Working data ->
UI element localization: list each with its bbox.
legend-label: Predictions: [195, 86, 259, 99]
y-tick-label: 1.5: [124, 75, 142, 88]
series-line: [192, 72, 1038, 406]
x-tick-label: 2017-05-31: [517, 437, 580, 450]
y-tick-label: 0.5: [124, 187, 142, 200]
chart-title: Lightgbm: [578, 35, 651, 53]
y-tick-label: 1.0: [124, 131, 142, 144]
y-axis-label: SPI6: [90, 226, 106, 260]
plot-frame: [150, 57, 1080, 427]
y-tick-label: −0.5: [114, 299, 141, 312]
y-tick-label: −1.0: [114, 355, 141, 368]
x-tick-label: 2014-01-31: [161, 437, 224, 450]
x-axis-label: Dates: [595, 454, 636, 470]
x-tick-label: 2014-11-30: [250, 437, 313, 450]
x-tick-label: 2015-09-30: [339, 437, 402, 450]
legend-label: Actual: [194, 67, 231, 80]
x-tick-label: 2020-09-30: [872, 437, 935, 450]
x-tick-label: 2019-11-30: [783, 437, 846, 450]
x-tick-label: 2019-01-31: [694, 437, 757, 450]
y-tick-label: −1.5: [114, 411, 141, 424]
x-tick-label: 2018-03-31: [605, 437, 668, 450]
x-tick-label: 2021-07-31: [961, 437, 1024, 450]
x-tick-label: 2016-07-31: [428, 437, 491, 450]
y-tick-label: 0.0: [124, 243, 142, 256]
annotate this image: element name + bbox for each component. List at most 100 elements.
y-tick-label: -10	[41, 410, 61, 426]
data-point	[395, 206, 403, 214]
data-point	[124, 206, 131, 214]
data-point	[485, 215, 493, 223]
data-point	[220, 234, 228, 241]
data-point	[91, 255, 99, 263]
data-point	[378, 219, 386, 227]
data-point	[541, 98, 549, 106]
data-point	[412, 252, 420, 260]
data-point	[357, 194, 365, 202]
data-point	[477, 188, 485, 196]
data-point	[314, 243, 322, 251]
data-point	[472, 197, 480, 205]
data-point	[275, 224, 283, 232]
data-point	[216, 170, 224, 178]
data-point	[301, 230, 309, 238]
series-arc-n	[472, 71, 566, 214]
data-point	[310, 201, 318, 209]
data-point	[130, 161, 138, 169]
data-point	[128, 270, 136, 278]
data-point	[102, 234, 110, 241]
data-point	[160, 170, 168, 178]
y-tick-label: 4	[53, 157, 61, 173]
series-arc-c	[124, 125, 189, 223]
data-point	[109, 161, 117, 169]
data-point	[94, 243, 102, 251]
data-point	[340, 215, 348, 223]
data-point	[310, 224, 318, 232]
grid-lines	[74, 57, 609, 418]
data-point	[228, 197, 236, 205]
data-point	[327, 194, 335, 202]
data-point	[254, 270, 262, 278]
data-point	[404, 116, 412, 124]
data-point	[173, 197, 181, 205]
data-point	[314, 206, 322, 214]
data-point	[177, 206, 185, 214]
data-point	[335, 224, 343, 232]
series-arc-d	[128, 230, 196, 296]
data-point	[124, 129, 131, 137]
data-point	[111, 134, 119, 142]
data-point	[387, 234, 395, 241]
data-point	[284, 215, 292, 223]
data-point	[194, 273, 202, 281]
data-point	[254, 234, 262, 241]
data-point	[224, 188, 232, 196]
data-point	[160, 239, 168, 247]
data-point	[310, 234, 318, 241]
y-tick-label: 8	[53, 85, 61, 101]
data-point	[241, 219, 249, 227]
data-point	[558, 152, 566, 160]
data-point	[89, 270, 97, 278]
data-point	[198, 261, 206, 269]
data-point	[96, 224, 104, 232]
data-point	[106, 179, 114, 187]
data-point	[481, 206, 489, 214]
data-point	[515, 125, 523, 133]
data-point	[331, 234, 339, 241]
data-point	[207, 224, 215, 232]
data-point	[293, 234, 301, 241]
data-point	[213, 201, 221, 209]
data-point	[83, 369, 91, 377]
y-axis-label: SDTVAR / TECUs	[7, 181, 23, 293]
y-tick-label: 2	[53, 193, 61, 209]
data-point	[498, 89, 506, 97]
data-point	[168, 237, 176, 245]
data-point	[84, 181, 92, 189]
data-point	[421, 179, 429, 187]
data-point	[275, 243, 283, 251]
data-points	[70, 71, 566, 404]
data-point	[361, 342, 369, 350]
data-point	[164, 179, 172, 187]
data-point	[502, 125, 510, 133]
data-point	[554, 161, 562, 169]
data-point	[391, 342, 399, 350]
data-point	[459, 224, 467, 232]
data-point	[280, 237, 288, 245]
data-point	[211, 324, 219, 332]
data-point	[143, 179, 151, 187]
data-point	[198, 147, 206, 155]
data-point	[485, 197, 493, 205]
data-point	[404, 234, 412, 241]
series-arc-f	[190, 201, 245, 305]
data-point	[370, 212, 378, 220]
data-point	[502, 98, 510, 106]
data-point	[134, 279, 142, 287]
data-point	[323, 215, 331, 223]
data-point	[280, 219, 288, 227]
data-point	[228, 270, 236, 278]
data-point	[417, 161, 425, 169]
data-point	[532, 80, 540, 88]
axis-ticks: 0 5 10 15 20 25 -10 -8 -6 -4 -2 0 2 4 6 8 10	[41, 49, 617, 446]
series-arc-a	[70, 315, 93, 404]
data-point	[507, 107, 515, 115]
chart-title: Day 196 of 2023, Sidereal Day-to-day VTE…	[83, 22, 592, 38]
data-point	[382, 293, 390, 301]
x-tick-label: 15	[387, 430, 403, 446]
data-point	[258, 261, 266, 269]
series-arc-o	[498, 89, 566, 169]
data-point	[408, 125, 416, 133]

Work required -> Set out every line above as a numbered list, leaving out any blank ones.

Response for this exercise ->
1. UI element localization: list each with its bbox.
2. legend-label: Predictions: [195, 86, 259, 99]
3. y-tick-label: 1.5: [124, 75, 142, 88]
4. series-line: [192, 72, 1038, 406]
5. x-tick-label: 2017-05-31: [517, 437, 580, 450]
6. y-tick-label: 0.5: [124, 187, 142, 200]
7. chart-title: Lightgbm: [578, 35, 651, 53]
8. y-tick-label: 1.0: [124, 131, 142, 144]
9. y-axis-label: SPI6: [90, 226, 106, 260]
10. plot-frame: [150, 57, 1080, 427]
11. y-tick-label: −0.5: [114, 299, 141, 312]
12. y-tick-label: −1.0: [114, 355, 141, 368]
13. x-tick-label: 2014-01-31: [161, 437, 224, 450]
14. x-axis-label: Dates: [595, 454, 636, 470]
15. x-tick-label: 2014-11-30: [250, 437, 313, 450]
16. x-tick-label: 2015-09-30: [339, 437, 402, 450]
17. legend-label: Actual: [194, 67, 231, 80]
18. x-tick-label: 2020-09-30: [872, 437, 935, 450]
19. x-tick-label: 2019-11-30: [783, 437, 846, 450]
20. x-tick-label: 2019-01-31: [694, 437, 757, 450]
21. y-tick-label: −1.5: [114, 411, 141, 424]
22. x-tick-label: 2018-03-31: [605, 437, 668, 450]
23. x-tick-label: 2021-07-31: [961, 437, 1024, 450]
24. x-tick-label: 2016-07-31: [428, 437, 491, 450]
25. y-tick-label: 0.0: [124, 243, 142, 256]
26. annotate this image: element name + bbox for each component. List at most 100 elements.
27. y-tick-label: -10	[41, 410, 61, 426]
28. data-point	[395, 206, 403, 214]
29. data-point	[124, 206, 131, 214]
30. data-point	[485, 215, 493, 223]
31. data-point	[220, 234, 228, 241]
32. data-point	[91, 255, 99, 263]
33. data-point	[378, 219, 386, 227]
34. data-point	[541, 98, 549, 106]
35. data-point	[412, 252, 420, 260]
36. data-point	[357, 194, 365, 202]
37. data-point	[477, 188, 485, 196]
38. data-point	[314, 243, 322, 251]
39. data-point	[472, 197, 480, 205]
40. data-point	[275, 224, 283, 232]
41. data-point	[216, 170, 224, 178]
42. data-point	[301, 230, 309, 238]
43. series-arc-n	[472, 71, 566, 214]
44. data-point	[310, 201, 318, 209]
45. data-point	[130, 161, 138, 169]
46. data-point	[128, 270, 136, 278]
47. data-point	[102, 234, 110, 241]
48. data-point	[160, 170, 168, 178]
49. y-tick-label: 4	[53, 157, 61, 173]
50. series-arc-c	[124, 125, 189, 223]
51. data-point	[109, 161, 117, 169]
52. data-point	[94, 243, 102, 251]
53. data-point	[340, 215, 348, 223]
54. data-point	[310, 224, 318, 232]
55. grid-lines	[74, 57, 609, 418]
56. data-point	[228, 197, 236, 205]
57. data-point	[327, 194, 335, 202]
58. data-point	[254, 270, 262, 278]
59. data-point	[404, 116, 412, 124]
60. data-point	[173, 197, 181, 205]
61. data-point	[314, 206, 322, 214]
62. data-point	[177, 206, 185, 214]
63. data-point	[335, 224, 343, 232]
64. series-arc-d	[128, 230, 196, 296]
65. data-point	[124, 129, 131, 137]
66. data-point	[111, 134, 119, 142]
67. data-point	[387, 234, 395, 241]
68. data-point	[284, 215, 292, 223]
69. data-point	[194, 273, 202, 281]
70. data-point	[254, 234, 262, 241]
71. data-point	[224, 188, 232, 196]
72. data-point	[160, 239, 168, 247]
73. data-point	[310, 234, 318, 241]
74. y-tick-label: 8	[53, 85, 61, 101]
75. data-point	[241, 219, 249, 227]
76. data-point	[558, 152, 566, 160]
77. data-point	[89, 270, 97, 278]
78. data-point	[198, 261, 206, 269]
79. data-point	[96, 224, 104, 232]
80. data-point	[106, 179, 114, 187]
81. data-point	[481, 206, 489, 214]
82. data-point	[515, 125, 523, 133]
83. data-point	[331, 234, 339, 241]
84. data-point	[207, 224, 215, 232]
85. data-point	[293, 234, 301, 241]
86. data-point	[213, 201, 221, 209]
87. data-point	[83, 369, 91, 377]
88. y-axis-label: SDTVAR / TECUs	[7, 181, 23, 293]
89. y-tick-label: 2	[53, 193, 61, 209]
90. data-point	[498, 89, 506, 97]
91. data-point	[168, 237, 176, 245]
92. data-point	[84, 181, 92, 189]
93. data-point	[421, 179, 429, 187]
94. data-point	[275, 243, 283, 251]
95. data-points	[70, 71, 566, 404]
96. data-point	[361, 342, 369, 350]
97. data-point	[164, 179, 172, 187]
98. data-point	[502, 125, 510, 133]
99. data-point	[554, 161, 562, 169]
100. data-point	[391, 342, 399, 350]
101. data-point	[459, 224, 467, 232]
102. data-point	[280, 237, 288, 245]
103. data-point	[211, 324, 219, 332]
104. data-point	[143, 179, 151, 187]
105. data-point	[198, 147, 206, 155]
106. data-point	[485, 197, 493, 205]
107. data-point	[404, 234, 412, 241]
108. series-arc-f	[190, 201, 245, 305]
109. data-point	[370, 212, 378, 220]
110. data-point	[502, 98, 510, 106]
111. data-point	[134, 279, 142, 287]
112. data-point	[323, 215, 331, 223]
113. data-point	[280, 219, 288, 227]
114. data-point	[228, 270, 236, 278]
115. data-point	[417, 161, 425, 169]
116. data-point	[532, 80, 540, 88]
117. axis-ticks: 0 5 10 15 20 25 -10 -8 -6 -4 -2 0 2 4 6 8 10	[41, 49, 617, 446]
118. series-arc-a	[70, 315, 93, 404]
119. data-point	[507, 107, 515, 115]
120. chart-title: Day 196 of 2023, Sidereal Day-to-day VTE…	[83, 22, 592, 38]
121. data-point	[382, 293, 390, 301]
122. x-tick-label: 15	[387, 430, 403, 446]
123. data-point	[258, 261, 266, 269]
124. series-arc-o	[498, 89, 566, 169]
125. data-point	[408, 125, 416, 133]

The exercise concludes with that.